→ **Problem statement**:
In full and without alteration, give the listing again.

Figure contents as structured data
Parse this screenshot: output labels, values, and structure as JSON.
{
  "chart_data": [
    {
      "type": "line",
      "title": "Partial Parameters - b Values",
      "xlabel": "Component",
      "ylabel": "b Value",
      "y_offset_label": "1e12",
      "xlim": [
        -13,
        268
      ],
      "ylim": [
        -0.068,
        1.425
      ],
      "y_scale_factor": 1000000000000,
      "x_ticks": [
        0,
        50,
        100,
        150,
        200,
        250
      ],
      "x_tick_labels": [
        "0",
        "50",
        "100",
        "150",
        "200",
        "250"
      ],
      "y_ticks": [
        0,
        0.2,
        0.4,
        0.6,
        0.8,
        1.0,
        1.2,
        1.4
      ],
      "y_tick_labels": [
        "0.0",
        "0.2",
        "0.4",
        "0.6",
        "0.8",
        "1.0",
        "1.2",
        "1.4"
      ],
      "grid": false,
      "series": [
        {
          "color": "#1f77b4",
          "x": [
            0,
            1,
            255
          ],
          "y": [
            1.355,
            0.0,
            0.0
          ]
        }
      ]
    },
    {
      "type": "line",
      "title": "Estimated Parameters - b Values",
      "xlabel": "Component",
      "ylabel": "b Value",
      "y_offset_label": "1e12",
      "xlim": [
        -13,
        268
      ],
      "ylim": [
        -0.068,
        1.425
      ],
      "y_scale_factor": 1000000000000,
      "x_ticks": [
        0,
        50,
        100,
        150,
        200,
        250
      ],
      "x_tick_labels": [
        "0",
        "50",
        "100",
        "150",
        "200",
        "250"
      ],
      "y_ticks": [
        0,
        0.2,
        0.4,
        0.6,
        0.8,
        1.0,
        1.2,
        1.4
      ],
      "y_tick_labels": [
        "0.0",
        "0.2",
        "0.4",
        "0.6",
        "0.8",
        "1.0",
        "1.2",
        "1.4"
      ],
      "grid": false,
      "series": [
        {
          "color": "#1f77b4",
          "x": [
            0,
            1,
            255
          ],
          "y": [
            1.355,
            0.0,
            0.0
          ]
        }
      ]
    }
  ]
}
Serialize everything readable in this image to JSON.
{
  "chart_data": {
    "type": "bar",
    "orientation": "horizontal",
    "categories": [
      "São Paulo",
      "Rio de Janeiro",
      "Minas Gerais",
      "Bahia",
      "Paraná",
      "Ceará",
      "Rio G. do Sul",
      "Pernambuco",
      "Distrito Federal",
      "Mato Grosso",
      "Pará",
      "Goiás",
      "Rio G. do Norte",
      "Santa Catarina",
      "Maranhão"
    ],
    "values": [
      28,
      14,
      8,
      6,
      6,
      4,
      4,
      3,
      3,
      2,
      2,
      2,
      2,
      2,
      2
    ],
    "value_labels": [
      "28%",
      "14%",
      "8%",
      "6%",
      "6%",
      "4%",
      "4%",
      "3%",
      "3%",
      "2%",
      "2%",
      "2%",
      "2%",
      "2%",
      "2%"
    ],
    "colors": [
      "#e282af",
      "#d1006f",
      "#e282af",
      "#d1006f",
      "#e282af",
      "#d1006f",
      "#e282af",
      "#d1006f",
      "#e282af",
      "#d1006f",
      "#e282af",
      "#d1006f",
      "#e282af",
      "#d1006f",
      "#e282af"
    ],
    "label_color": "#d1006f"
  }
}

→ **Solved exercise**:
Parse this screenshot: output labels, values, and structure as JSON.
{
  "chart_data": [
    {
      "type": "line",
      "title": "Partial Parameters - b Values",
      "xlabel": "Component",
      "ylabel": "b Value",
      "y_offset_label": "1e12",
      "xlim": [
        -13,
        268
      ],
      "ylim": [
        -0.068,
        1.425
      ],
      "y_scale_factor": 1000000000000,
      "x_ticks": [
        0,
        50,
        100,
        150,
        200,
        250
      ],
      "x_tick_labels": [
        "0",
        "50",
        "100",
        "150",
        "200",
        "250"
      ],
      "y_ticks": [
        0,
        0.2,
        0.4,
        0.6,
        0.8,
        1.0,
        1.2,
        1.4
      ],
      "y_tick_labels": [
        "0.0",
        "0.2",
        "0.4",
        "0.6",
        "0.8",
        "1.0",
        "1.2",
        "1.4"
      ],
      "grid": false,
      "series": [
        {
          "color": "#1f77b4",
          "x": [
            0,
            1,
            255
          ],
          "y": [
            1.355,
            0.0,
            0.0
          ]
        }
      ]
    },
    {
      "type": "line",
      "title": "Estimated Parameters - b Values",
      "xlabel": "Component",
      "ylabel": "b Value",
      "y_offset_label": "1e12",
      "xlim": [
        -13,
        268
      ],
      "ylim": [
        -0.068,
        1.425
      ],
      "y_scale_factor": 1000000000000,
      "x_ticks": [
        0,
        50,
        100,
        150,
        200,
        250
      ],
      "x_tick_labels": [
        "0",
        "50",
        "100",
        "150",
        "200",
        "250"
      ],
      "y_ticks": [
        0,
        0.2,
        0.4,
        0.6,
        0.8,
        1.0,
        1.2,
        1.4
      ],
      "y_tick_labels": [
        "0.0",
        "0.2",
        "0.4",
        "0.6",
        "0.8",
        "1.0",
        "1.2",
        "1.4"
      ],
      "grid": false,
      "series": [
        {
          "color": "#1f77b4",
          "x": [
            0,
            1,
            255
          ],
          "y": [
            1.355,
            0.0,
            0.0
          ]
        }
      ]
    }
  ]
}
Serialize everything readable in this image to JSON.
{
  "chart_data": {
    "type": "bar",
    "orientation": "horizontal",
    "categories": [
      "São Paulo",
      "Rio de Janeiro",
      "Minas Gerais",
      "Bahia",
      "Paraná",
      "Ceará",
      "Rio G. do Sul",
      "Pernambuco",
      "Distrito Federal",
      "Mato Grosso",
      "Pará",
      "Goiás",
      "Rio G. do Norte",
      "Santa Catarina",
      "Maranhão"
    ],
    "values": [
      28,
      14,
      8,
      6,
      6,
      4,
      4,
      3,
      3,
      2,
      2,
      2,
      2,
      2,
      2
    ],
    "value_labels": [
      "28%",
      "14%",
      "8%",
      "6%",
      "6%",
      "4%",
      "4%",
      "3%",
      "3%",
      "2%",
      "2%",
      "2%",
      "2%",
      "2%",
      "2%"
    ],
    "colors": [
      "#e282af",
      "#d1006f",
      "#e282af",
      "#d1006f",
      "#e282af",
      "#d1006f",
      "#e282af",
      "#d1006f",
      "#e282af",
      "#d1006f",
      "#e282af",
      "#d1006f",
      "#e282af",
      "#d1006f",
      "#e282af"
    ],
    "label_color": "#d1006f"
  }
}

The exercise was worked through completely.